[Material start]

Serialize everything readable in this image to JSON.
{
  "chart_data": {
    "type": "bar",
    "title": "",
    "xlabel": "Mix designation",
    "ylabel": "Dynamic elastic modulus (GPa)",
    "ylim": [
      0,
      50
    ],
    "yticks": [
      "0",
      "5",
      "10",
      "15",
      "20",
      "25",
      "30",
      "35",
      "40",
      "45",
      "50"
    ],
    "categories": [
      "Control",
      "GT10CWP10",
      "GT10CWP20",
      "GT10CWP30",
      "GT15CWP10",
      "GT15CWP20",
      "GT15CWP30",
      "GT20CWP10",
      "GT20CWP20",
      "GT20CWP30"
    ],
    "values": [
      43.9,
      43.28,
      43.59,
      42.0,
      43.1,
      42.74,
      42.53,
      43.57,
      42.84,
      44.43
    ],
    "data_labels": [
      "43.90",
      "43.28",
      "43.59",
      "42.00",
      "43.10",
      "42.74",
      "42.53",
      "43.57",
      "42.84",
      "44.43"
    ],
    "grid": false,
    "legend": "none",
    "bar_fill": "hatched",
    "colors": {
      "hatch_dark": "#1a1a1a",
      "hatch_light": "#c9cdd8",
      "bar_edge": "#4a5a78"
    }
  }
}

[Material end]
[Material start]

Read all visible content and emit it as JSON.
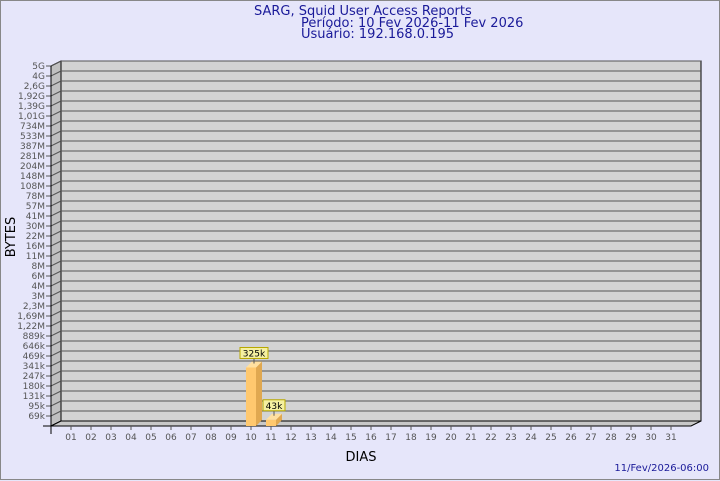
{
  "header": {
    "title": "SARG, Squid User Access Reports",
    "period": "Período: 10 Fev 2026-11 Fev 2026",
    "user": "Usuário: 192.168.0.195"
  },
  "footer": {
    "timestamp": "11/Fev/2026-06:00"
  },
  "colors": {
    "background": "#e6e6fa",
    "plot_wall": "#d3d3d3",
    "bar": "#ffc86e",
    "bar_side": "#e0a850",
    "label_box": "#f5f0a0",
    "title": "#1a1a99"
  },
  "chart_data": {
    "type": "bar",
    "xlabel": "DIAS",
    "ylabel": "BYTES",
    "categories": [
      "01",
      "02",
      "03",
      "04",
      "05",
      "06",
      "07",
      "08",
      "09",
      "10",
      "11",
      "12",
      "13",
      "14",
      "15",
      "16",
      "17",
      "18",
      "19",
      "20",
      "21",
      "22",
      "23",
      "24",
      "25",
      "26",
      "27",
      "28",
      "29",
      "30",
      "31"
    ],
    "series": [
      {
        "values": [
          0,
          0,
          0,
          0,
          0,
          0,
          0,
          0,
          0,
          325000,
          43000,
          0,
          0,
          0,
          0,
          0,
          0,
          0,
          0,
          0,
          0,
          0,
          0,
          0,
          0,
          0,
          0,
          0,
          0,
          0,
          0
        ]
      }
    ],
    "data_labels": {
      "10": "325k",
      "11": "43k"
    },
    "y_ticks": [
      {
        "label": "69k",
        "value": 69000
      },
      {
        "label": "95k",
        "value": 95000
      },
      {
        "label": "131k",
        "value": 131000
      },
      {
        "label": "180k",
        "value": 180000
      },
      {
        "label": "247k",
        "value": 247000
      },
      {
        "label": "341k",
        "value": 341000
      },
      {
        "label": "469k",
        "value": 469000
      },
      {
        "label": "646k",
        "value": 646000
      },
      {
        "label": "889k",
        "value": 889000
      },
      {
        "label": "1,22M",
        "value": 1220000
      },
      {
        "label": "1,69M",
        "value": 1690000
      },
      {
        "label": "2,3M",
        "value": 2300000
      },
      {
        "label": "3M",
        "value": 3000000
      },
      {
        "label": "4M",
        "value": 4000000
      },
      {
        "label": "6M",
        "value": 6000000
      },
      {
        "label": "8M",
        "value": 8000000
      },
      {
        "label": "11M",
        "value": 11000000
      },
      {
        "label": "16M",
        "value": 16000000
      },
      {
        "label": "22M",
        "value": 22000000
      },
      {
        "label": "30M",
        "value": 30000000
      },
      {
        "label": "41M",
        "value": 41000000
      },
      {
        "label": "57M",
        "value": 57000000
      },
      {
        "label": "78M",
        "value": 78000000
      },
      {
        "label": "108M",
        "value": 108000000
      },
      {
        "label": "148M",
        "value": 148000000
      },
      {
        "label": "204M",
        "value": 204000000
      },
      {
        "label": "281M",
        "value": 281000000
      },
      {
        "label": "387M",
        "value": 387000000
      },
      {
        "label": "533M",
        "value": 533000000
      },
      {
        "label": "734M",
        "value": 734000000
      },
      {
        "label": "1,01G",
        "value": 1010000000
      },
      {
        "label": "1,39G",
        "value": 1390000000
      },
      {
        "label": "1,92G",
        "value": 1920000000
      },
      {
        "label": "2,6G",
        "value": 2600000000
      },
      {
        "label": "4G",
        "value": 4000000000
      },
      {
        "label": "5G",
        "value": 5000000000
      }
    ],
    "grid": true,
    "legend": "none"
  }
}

[Material end]

__Written request__.
Look through the entries above; copy every line holding the string "JSON".

__Result for this exercise__.
Serialize everything readable in this image to JSON.
Read all visible content and emit it as JSON.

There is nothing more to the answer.